Output the full material exactly as it appears here.

Exercise material:
-- Begin --

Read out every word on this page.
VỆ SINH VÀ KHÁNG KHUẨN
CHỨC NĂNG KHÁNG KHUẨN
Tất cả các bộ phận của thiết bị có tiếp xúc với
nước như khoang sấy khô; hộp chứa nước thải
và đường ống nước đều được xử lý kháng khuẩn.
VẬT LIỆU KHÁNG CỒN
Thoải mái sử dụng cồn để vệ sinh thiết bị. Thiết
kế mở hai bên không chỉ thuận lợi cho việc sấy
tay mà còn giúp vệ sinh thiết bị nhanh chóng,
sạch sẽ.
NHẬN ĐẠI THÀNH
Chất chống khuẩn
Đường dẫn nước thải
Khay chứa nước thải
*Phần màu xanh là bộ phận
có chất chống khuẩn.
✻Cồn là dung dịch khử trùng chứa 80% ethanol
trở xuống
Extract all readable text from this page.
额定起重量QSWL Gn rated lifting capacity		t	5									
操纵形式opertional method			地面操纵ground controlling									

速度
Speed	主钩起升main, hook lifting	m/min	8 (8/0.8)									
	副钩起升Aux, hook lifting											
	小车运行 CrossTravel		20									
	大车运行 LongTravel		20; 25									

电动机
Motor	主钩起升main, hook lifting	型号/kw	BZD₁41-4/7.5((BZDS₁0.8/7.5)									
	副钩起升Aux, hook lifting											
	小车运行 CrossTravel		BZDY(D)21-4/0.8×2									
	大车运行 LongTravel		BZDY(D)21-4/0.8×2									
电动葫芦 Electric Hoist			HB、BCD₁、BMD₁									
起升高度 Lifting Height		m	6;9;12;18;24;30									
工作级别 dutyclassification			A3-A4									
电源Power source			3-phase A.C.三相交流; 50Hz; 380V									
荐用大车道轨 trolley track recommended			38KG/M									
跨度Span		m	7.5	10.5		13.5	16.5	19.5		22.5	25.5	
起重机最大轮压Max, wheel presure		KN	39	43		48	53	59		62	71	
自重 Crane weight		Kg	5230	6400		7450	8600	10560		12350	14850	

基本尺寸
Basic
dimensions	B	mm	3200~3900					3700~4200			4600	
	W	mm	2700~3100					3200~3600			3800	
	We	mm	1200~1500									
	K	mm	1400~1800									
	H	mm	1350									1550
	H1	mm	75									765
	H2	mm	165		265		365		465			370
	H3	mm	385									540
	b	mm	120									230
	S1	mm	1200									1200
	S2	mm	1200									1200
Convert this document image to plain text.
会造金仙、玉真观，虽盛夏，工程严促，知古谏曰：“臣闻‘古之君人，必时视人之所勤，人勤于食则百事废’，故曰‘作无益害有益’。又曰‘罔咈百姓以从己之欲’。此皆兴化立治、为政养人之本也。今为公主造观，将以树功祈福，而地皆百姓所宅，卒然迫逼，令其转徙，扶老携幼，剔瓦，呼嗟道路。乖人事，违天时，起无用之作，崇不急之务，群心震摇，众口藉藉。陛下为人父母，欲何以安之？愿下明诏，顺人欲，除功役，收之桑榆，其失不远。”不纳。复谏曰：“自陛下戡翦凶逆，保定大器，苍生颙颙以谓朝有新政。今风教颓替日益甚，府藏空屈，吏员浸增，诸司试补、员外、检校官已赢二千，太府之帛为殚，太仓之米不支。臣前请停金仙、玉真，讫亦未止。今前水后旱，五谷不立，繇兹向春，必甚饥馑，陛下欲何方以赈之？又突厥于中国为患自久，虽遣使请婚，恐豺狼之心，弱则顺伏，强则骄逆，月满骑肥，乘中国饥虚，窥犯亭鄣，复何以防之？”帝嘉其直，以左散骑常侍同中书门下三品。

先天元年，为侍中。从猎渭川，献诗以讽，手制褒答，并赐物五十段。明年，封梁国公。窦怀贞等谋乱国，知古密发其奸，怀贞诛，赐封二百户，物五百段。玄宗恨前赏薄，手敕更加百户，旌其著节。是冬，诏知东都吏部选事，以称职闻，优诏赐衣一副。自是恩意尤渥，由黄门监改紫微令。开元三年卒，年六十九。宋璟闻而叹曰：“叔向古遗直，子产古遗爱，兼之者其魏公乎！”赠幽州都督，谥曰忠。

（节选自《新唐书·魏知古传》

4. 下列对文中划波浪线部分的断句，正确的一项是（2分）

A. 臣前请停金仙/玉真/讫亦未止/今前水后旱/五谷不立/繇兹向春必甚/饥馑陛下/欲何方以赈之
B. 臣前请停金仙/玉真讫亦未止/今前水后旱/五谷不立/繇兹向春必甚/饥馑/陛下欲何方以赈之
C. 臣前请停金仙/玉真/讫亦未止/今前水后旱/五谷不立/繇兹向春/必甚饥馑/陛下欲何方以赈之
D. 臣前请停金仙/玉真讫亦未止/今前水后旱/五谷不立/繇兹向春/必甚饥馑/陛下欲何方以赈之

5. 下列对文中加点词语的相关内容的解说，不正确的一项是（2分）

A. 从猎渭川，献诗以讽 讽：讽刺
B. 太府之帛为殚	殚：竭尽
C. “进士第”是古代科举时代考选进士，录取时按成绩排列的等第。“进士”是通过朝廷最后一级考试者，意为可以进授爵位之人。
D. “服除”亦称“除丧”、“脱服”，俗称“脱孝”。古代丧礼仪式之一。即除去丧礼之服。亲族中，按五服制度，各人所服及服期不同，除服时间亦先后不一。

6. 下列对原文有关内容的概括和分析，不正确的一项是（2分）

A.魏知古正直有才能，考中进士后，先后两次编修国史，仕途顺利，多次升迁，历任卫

-- End --

Task output:
Read out every word on this page.
VỆ SINH VÀ KHÁNG KHUẨN
CHỨC NĂNG KHÁNG KHUẨN
Tất cả các bộ phận của thiết bị có tiếp xúc với
nước như khoang sấy khô; hộp chứa nước thải
và đường ống nước đều được xử lý kháng khuẩn.
VẬT LIỆU KHÁNG CỒN
Thoải mái sử dụng cồn để vệ sinh thiết bị. Thiết
kế mở hai bên không chỉ thuận lợi cho việc sấy
tay mà còn giúp vệ sinh thiết bị nhanh chóng,
sạch sẽ.
NHẬN ĐẠI THÀNH
Chất chống khuẩn
Đường dẫn nước thải
Khay chứa nước thải
*Phần màu xanh là bộ phận
có chất chống khuẩn.
✻Cồn là dung dịch khử trùng chứa 80% ethanol
trở xuống
Extract all readable text from this page.
额定起重量QSWL Gn rated lifting capacity		t	5									
操纵形式opertional method			地面操纵ground controlling									

速度
Speed	主钩起升main, hook lifting	m/min	8 (8/0.8)									
	副钩起升Aux, hook lifting											
	小车运行 CrossTravel		20									
	大车运行 LongTravel		20; 25									

电动机
Motor	主钩起升main, hook lifting	型号/kw	BZD₁41-4/7.5((BZDS₁0.8/7.5)									
	副钩起升Aux, hook lifting											
	小车运行 CrossTravel		BZDY(D)21-4/0.8×2									
	大车运行 LongTravel		BZDY(D)21-4/0.8×2									
电动葫芦 Electric Hoist			HB、BCD₁、BMD₁									
起升高度 Lifting Height		m	6;9;12;18;24;30									
工作级别 dutyclassification			A3-A4									
电源Power source			3-phase A.C.三相交流; 50Hz; 380V									
荐用大车道轨 trolley track recommended			38KG/M									
跨度Span		m	7.5	10.5		13.5	16.5	19.5		22.5	25.5	
起重机最大轮压Max, wheel presure		KN	39	43		48	53	59		62	71	
自重 Crane weight		Kg	5230	6400		7450	8600	10560		12350	14850	

基本尺寸
Basic
dimensions	B	mm	3200~3900					3700~4200			4600	
	W	mm	2700~3100					3200~3600			3800	
	We	mm	1200~1500									
	K	mm	1400~1800									
	H	mm	1350									1550
	H1	mm	75									765
	H2	mm	165		265		365		465			370
	H3	mm	385									540
	b	mm	120									230
	S1	mm	1200									1200
	S2	mm	1200									1200
Convert this document image to plain text.
会造金仙、玉真观，虽盛夏，工程严促，知古谏曰：“臣闻‘古之君人，必时视人之所勤，人勤于食则百事废’，故曰‘作无益害有益’。又曰‘罔咈百姓以从己之欲’。此皆兴化立治、为政养人之本也。今为公主造观，将以树功祈福，而地皆百姓所宅，卒然迫逼，令其转徙，扶老携幼，剔瓦，呼嗟道路。乖人事，违天时，起无用之作，崇不急之务，群心震摇，众口藉藉。陛下为人父母，欲何以安之？愿下明诏，顺人欲，除功役，收之桑榆，其失不远。”不纳。复谏曰：“自陛下戡翦凶逆，保定大器，苍生颙颙以谓朝有新政。今风教颓替日益甚，府藏空屈，吏员浸增，诸司试补、员外、检校官已赢二千，太府之帛为殚，太仓之米不支。臣前请停金仙、玉真，讫亦未止。今前水后旱，五谷不立，繇兹向春，必甚饥馑，陛下欲何方以赈之？又突厥于中国为患自久，虽遣使请婚，恐豺狼之心，弱则顺伏，强则骄逆，月满骑肥，乘中国饥虚，窥犯亭鄣，复何以防之？”帝嘉其直，以左散骑常侍同中书门下三品。

先天元年，为侍中。从猎渭川，献诗以讽，手制褒答，并赐物五十段。明年，封梁国公。窦怀贞等谋乱国，知古密发其奸，怀贞诛，赐封二百户，物五百段。玄宗恨前赏薄，手敕更加百户，旌其著节。是冬，诏知东都吏部选事，以称职闻，优诏赐衣一副。自是恩意尤渥，由黄门监改紫微令。开元三年卒，年六十九。宋璟闻而叹曰：“叔向古遗直，子产古遗爱，兼之者其魏公乎！”赠幽州都督，谥曰忠。

（节选自《新唐书·魏知古传》

4. 下列对文中划波浪线部分的断句，正确的一项是（2分）

A. 臣前请停金仙/玉真/讫亦未止/今前水后旱/五谷不立/繇兹向春必甚/饥馑陛下/欲何方以赈之
B. 臣前请停金仙/玉真讫亦未止/今前水后旱/五谷不立/繇兹向春必甚/饥馑/陛下欲何方以赈之
C. 臣前请停金仙/玉真/讫亦未止/今前水后旱/五谷不立/繇兹向春/必甚饥馑/陛下欲何方以赈之
D. 臣前请停金仙/玉真讫亦未止/今前水后旱/五谷不立/繇兹向春/必甚饥馑/陛下欲何方以赈之

5. 下列对文中加点词语的相关内容的解说，不正确的一项是（2分）

A. 从猎渭川，献诗以讽 讽：讽刺
B. 太府之帛为殚	殚：竭尽
C. “进士第”是古代科举时代考选进士，录取时按成绩排列的等第。“进士”是通过朝廷最后一级考试者，意为可以进授爵位之人。
D. “服除”亦称“除丧”、“脱服”，俗称“脱孝”。古代丧礼仪式之一。即除去丧礼之服。亲族中，按五服制度，各人所服及服期不同，除服时间亦先后不一。

6. 下列对原文有关内容的概括和分析，不正确的一项是（2分）

A.魏知古正直有才能，考中进士后，先后两次编修国史，仕途顺利，多次升迁，历任卫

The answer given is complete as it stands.